▶ **TASK STATEMENT**: The entire listing is to be repeated verbatim.

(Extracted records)
───
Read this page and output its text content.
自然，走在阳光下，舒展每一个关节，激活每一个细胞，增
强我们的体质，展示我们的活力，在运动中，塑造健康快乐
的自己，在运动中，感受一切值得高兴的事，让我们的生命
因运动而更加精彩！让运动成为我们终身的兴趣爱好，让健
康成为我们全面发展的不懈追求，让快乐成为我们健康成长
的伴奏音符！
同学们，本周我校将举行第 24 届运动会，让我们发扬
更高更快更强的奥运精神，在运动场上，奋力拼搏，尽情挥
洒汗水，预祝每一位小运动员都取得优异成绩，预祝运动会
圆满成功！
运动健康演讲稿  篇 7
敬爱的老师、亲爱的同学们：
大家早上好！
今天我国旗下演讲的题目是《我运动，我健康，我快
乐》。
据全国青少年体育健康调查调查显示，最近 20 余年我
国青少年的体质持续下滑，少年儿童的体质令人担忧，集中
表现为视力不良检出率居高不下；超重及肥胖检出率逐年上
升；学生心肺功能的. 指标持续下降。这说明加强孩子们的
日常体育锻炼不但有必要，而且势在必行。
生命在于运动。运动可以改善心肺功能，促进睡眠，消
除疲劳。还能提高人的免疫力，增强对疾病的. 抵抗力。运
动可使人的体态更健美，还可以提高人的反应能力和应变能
───
▶ **EXERCISE RESULT**:
Read this page and output its text content.
自然，走在阳光下，舒展每一个关节，激活每一个细胞，增
强我们的体质，展示我们的活力，在运动中，塑造健康快乐
的自己，在运动中，感受一切值得高兴的事，让我们的生命
因运动而更加精彩！让运动成为我们终身的兴趣爱好，让健
康成为我们全面发展的不懈追求，让快乐成为我们健康成长
的伴奏音符！
同学们，本周我校将举行第 24 届运动会，让我们发扬
更高更快更强的奥运精神，在运动场上，奋力拼搏，尽情挥
洒汗水，预祝每一位小运动员都取得优异成绩，预祝运动会
圆满成功！
运动健康演讲稿  篇 7
敬爱的老师、亲爱的同学们：
大家早上好！
今天我国旗下演讲的题目是《我运动，我健康，我快
乐》。
据全国青少年体育健康调查调查显示，最近 20 余年我
国青少年的体质持续下滑，少年儿童的体质令人担忧，集中
表现为视力不良检出率居高不下；超重及肥胖检出率逐年上
升；学生心肺功能的. 指标持续下降。这说明加强孩子们的
日常体育锻炼不但有必要，而且势在必行。
生命在于运动。运动可以改善心肺功能，促进睡眠，消
除疲劳。还能提高人的免疫力，增强对疾病的. 抵抗力。运
动可使人的体态更健美，还可以提高人的反应能力和应变能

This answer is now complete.